What the task asks:
Please output the records below in full, exactly as given, but without the images.

>> BEGIN Data to use

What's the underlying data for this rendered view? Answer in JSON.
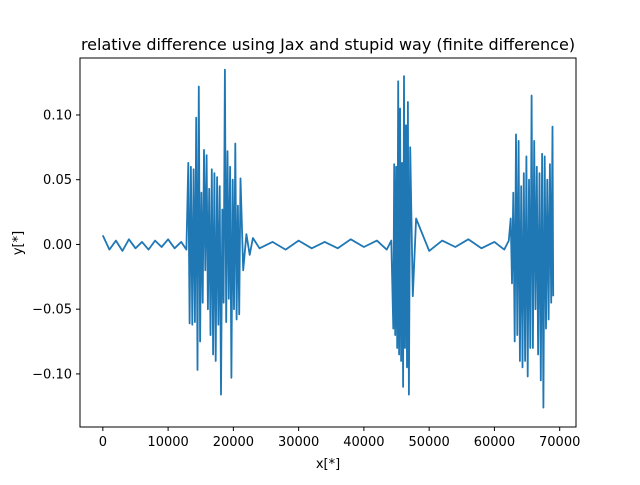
{
  "chart_data": {
    "type": "line",
    "title": "relative difference using Jax and stupid way (finite difference)",
    "xlabel": "x[*]",
    "ylabel": "y[*]",
    "xlim": [
      -3500,
      72500
    ],
    "ylim": [
      -0.141,
      0.144
    ],
    "x_ticks": [
      0,
      10000,
      20000,
      30000,
      40000,
      50000,
      60000,
      70000
    ],
    "x_tick_labels": [
      "0",
      "10000",
      "20000",
      "30000",
      "40000",
      "50000",
      "60000",
      "70000"
    ],
    "y_ticks": [
      -0.1,
      -0.05,
      0.0,
      0.05,
      0.1
    ],
    "y_tick_labels": [
      "−0.10",
      "−0.05",
      "0.00",
      "0.05",
      "0.10"
    ],
    "grid": false,
    "legend": "none",
    "colors": {
      "line": "#1f77b4",
      "axes": "#000000",
      "background": "#ffffff"
    },
    "series": [
      {
        "x": [
          0,
          1000,
          2000,
          3000,
          4000,
          5000,
          6000,
          7000,
          8000,
          9000,
          10000,
          11000,
          12000,
          12800,
          13100,
          13300,
          13500,
          13700,
          13900,
          14100,
          14300,
          14500,
          14700,
          14900,
          15100,
          15300,
          15500,
          15700,
          15900,
          16100,
          16300,
          16500,
          16700,
          16900,
          17100,
          17300,
          17500,
          17700,
          17900,
          18100,
          18300,
          18500,
          18700,
          18900,
          19100,
          19300,
          19500,
          19700,
          19900,
          20100,
          20300,
          20500,
          20700,
          20900,
          21100,
          21500,
          22000,
          22500,
          23000,
          24000,
          26000,
          28000,
          30000,
          32000,
          34000,
          36000,
          38000,
          40000,
          42000,
          43500,
          44200,
          44500,
          44650,
          44800,
          44950,
          45100,
          45250,
          45400,
          45550,
          45700,
          45850,
          46000,
          46150,
          46300,
          46450,
          46600,
          46750,
          46900,
          47100,
          47500,
          48000,
          50000,
          52000,
          54000,
          56000,
          58000,
          60000,
          61500,
          62200,
          62500,
          62700,
          62900,
          63100,
          63300,
          63500,
          63700,
          63900,
          64100,
          64300,
          64500,
          64700,
          64900,
          65100,
          65300,
          65500,
          65700,
          65900,
          66100,
          66300,
          66500,
          66700,
          66900,
          67100,
          67300,
          67500,
          67700,
          67900,
          68100,
          68300,
          68500,
          68700,
          68900,
          69000
        ],
        "y": [
          0.007,
          -0.004,
          0.003,
          -0.005,
          0.004,
          -0.003,
          0.002,
          -0.004,
          0.003,
          -0.002,
          0.004,
          -0.003,
          0.002,
          -0.004,
          0.063,
          -0.061,
          0.06,
          -0.062,
          0.058,
          -0.06,
          0.098,
          -0.097,
          0.122,
          -0.075,
          0.04,
          -0.045,
          0.073,
          -0.02,
          0.069,
          -0.05,
          0.043,
          -0.07,
          0.058,
          -0.085,
          0.055,
          -0.09,
          0.052,
          -0.062,
          0.045,
          -0.116,
          0.027,
          -0.045,
          0.135,
          -0.06,
          0.072,
          -0.042,
          0.06,
          -0.103,
          0.05,
          -0.05,
          0.078,
          -0.058,
          0.03,
          -0.054,
          0.051,
          -0.02,
          0.008,
          -0.008,
          0.005,
          -0.003,
          0.002,
          -0.004,
          0.003,
          -0.003,
          0.002,
          -0.003,
          0.004,
          -0.002,
          0.003,
          -0.004,
          0.003,
          -0.065,
          0.062,
          -0.07,
          0.06,
          -0.08,
          0.126,
          -0.085,
          0.105,
          -0.09,
          0.063,
          -0.11,
          0.13,
          -0.08,
          0.092,
          -0.095,
          0.11,
          -0.116,
          0.075,
          -0.04,
          0.02,
          -0.005,
          0.003,
          -0.002,
          0.004,
          -0.003,
          0.002,
          -0.004,
          0.003,
          0.02,
          -0.03,
          0.04,
          -0.075,
          0.085,
          -0.07,
          0.08,
          -0.09,
          0.045,
          -0.095,
          0.055,
          -0.09,
          0.068,
          -0.102,
          0.05,
          -0.08,
          0.115,
          -0.08,
          0.08,
          -0.05,
          0.06,
          -0.085,
          0.055,
          -0.105,
          0.07,
          -0.126,
          0.068,
          -0.065,
          0.05,
          -0.058,
          0.062,
          -0.045,
          0.091,
          -0.04
        ]
      }
    ]
  }
}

>> END Data to use

Solution to this task:
What's the underlying data for this rendered view? Answer in JSON.
{
  "chart_data": {
    "type": "line",
    "title": "relative difference using Jax and stupid way (finite difference)",
    "xlabel": "x[*]",
    "ylabel": "y[*]",
    "xlim": [
      -3500,
      72500
    ],
    "ylim": [
      -0.141,
      0.144
    ],
    "x_ticks": [
      0,
      10000,
      20000,
      30000,
      40000,
      50000,
      60000,
      70000
    ],
    "x_tick_labels": [
      "0",
      "10000",
      "20000",
      "30000",
      "40000",
      "50000",
      "60000",
      "70000"
    ],
    "y_ticks": [
      -0.1,
      -0.05,
      0.0,
      0.05,
      0.1
    ],
    "y_tick_labels": [
      "−0.10",
      "−0.05",
      "0.00",
      "0.05",
      "0.10"
    ],
    "grid": false,
    "legend": "none",
    "colors": {
      "line": "#1f77b4",
      "axes": "#000000",
      "background": "#ffffff"
    },
    "series": [
      {
        "x": [
          0,
          1000,
          2000,
          3000,
          4000,
          5000,
          6000,
          7000,
          8000,
          9000,
          10000,
          11000,
          12000,
          12800,
          13100,
          13300,
          13500,
          13700,
          13900,
          14100,
          14300,
          14500,
          14700,
          14900,
          15100,
          15300,
          15500,
          15700,
          15900,
          16100,
          16300,
          16500,
          16700,
          16900,
          17100,
          17300,
          17500,
          17700,
          17900,
          18100,
          18300,
          18500,
          18700,
          18900,
          19100,
          19300,
          19500,
          19700,
          19900,
          20100,
          20300,
          20500,
          20700,
          20900,
          21100,
          21500,
          22000,
          22500,
          23000,
          24000,
          26000,
          28000,
          30000,
          32000,
          34000,
          36000,
          38000,
          40000,
          42000,
          43500,
          44200,
          44500,
          44650,
          44800,
          44950,
          45100,
          45250,
          45400,
          45550,
          45700,
          45850,
          46000,
          46150,
          46300,
          46450,
          46600,
          46750,
          46900,
          47100,
          47500,
          48000,
          50000,
          52000,
          54000,
          56000,
          58000,
          60000,
          61500,
          62200,
          62500,
          62700,
          62900,
          63100,
          63300,
          63500,
          63700,
          63900,
          64100,
          64300,
          64500,
          64700,
          64900,
          65100,
          65300,
          65500,
          65700,
          65900,
          66100,
          66300,
          66500,
          66700,
          66900,
          67100,
          67300,
          67500,
          67700,
          67900,
          68100,
          68300,
          68500,
          68700,
          68900,
          69000
        ],
        "y": [
          0.007,
          -0.004,
          0.003,
          -0.005,
          0.004,
          -0.003,
          0.002,
          -0.004,
          0.003,
          -0.002,
          0.004,
          -0.003,
          0.002,
          -0.004,
          0.063,
          -0.061,
          0.06,
          -0.062,
          0.058,
          -0.06,
          0.098,
          -0.097,
          0.122,
          -0.075,
          0.04,
          -0.045,
          0.073,
          -0.02,
          0.069,
          -0.05,
          0.043,
          -0.07,
          0.058,
          -0.085,
          0.055,
          -0.09,
          0.052,
          -0.062,
          0.045,
          -0.116,
          0.027,
          -0.045,
          0.135,
          -0.06,
          0.072,
          -0.042,
          0.06,
          -0.103,
          0.05,
          -0.05,
          0.078,
          -0.058,
          0.03,
          -0.054,
          0.051,
          -0.02,
          0.008,
          -0.008,
          0.005,
          -0.003,
          0.002,
          -0.004,
          0.003,
          -0.003,
          0.002,
          -0.003,
          0.004,
          -0.002,
          0.003,
          -0.004,
          0.003,
          -0.065,
          0.062,
          -0.07,
          0.06,
          -0.08,
          0.126,
          -0.085,
          0.105,
          -0.09,
          0.063,
          -0.11,
          0.13,
          -0.08,
          0.092,
          -0.095,
          0.11,
          -0.116,
          0.075,
          -0.04,
          0.02,
          -0.005,
          0.003,
          -0.002,
          0.004,
          -0.003,
          0.002,
          -0.004,
          0.003,
          0.02,
          -0.03,
          0.04,
          -0.075,
          0.085,
          -0.07,
          0.08,
          -0.09,
          0.045,
          -0.095,
          0.055,
          -0.09,
          0.068,
          -0.102,
          0.05,
          -0.08,
          0.115,
          -0.08,
          0.08,
          -0.05,
          0.06,
          -0.085,
          0.055,
          -0.105,
          0.07,
          -0.126,
          0.068,
          -0.065,
          0.05,
          -0.058,
          0.062,
          -0.045,
          0.091,
          -0.04
        ]
      }
    ]
  }
}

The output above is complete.